• _Written exercise_:
Copy the data precisely, keeping every character.

(Saved data entries)
==*==

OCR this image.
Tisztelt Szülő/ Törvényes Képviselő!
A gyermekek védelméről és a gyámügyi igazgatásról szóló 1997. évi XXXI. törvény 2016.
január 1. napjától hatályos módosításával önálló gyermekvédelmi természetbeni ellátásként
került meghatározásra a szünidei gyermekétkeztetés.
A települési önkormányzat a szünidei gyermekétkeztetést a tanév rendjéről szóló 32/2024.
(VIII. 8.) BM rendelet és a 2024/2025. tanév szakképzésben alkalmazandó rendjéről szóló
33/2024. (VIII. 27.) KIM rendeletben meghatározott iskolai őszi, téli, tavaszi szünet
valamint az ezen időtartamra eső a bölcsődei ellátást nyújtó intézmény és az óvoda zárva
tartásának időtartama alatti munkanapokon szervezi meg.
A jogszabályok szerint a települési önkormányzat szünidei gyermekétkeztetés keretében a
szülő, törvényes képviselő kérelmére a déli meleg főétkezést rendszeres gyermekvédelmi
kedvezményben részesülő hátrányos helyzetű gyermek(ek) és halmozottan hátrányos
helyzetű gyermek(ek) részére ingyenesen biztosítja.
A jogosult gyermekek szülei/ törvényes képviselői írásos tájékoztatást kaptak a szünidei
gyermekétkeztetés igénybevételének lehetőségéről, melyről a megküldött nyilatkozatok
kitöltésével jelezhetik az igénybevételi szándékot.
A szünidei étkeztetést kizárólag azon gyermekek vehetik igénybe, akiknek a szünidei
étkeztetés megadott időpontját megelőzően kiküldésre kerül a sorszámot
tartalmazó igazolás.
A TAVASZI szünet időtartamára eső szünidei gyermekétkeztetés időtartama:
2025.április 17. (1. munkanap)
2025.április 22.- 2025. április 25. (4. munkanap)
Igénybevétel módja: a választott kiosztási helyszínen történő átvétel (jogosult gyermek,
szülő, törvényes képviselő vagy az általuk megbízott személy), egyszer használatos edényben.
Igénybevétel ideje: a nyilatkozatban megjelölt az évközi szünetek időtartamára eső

==*==

• _Solution_:
OCR this image.
Tisztelt Szülő/ Törvényes Képviselő!
A gyermekek védelméről és a gyámügyi igazgatásról szóló 1997. évi XXXI. törvény 2016.
január 1. napjától hatályos módosításával önálló gyermekvédelmi természetbeni ellátásként
került meghatározásra a szünidei gyermekétkeztetés.
A települési önkormányzat a szünidei gyermekétkeztetést a tanév rendjéről szóló 32/2024.
(VIII. 8.) BM rendelet és a 2024/2025. tanév szakképzésben alkalmazandó rendjéről szóló
33/2024. (VIII. 27.) KIM rendeletben meghatározott iskolai őszi, téli, tavaszi szünet
valamint az ezen időtartamra eső a bölcsődei ellátást nyújtó intézmény és az óvoda zárva
tartásának időtartama alatti munkanapokon szervezi meg.
A jogszabályok szerint a települési önkormányzat szünidei gyermekétkeztetés keretében a
szülő, törvényes képviselő kérelmére a déli meleg főétkezést rendszeres gyermekvédelmi
kedvezményben részesülő hátrányos helyzetű gyermek(ek) és halmozottan hátrányos
helyzetű gyermek(ek) részére ingyenesen biztosítja.
A jogosult gyermekek szülei/ törvényes képviselői írásos tájékoztatást kaptak a szünidei
gyermekétkeztetés igénybevételének lehetőségéről, melyről a megküldött nyilatkozatok
kitöltésével jelezhetik az igénybevételi szándékot.
A szünidei étkeztetést kizárólag azon gyermekek vehetik igénybe, akiknek a szünidei
étkeztetés megadott időpontját megelőzően kiküldésre kerül a sorszámot
tartalmazó igazolás.
A TAVASZI szünet időtartamára eső szünidei gyermekétkeztetés időtartama:
2025.április 17. (1. munkanap)
2025.április 22.- 2025. április 25. (4. munkanap)
Igénybevétel módja: a választott kiosztási helyszínen történő átvétel (jogosult gyermek,
szülő, törvényes képviselő vagy az általuk megbízott személy), egyszer használatos edényben.
Igénybevétel ideje: a nyilatkozatban megjelölt az évközi szünetek időtartamára eső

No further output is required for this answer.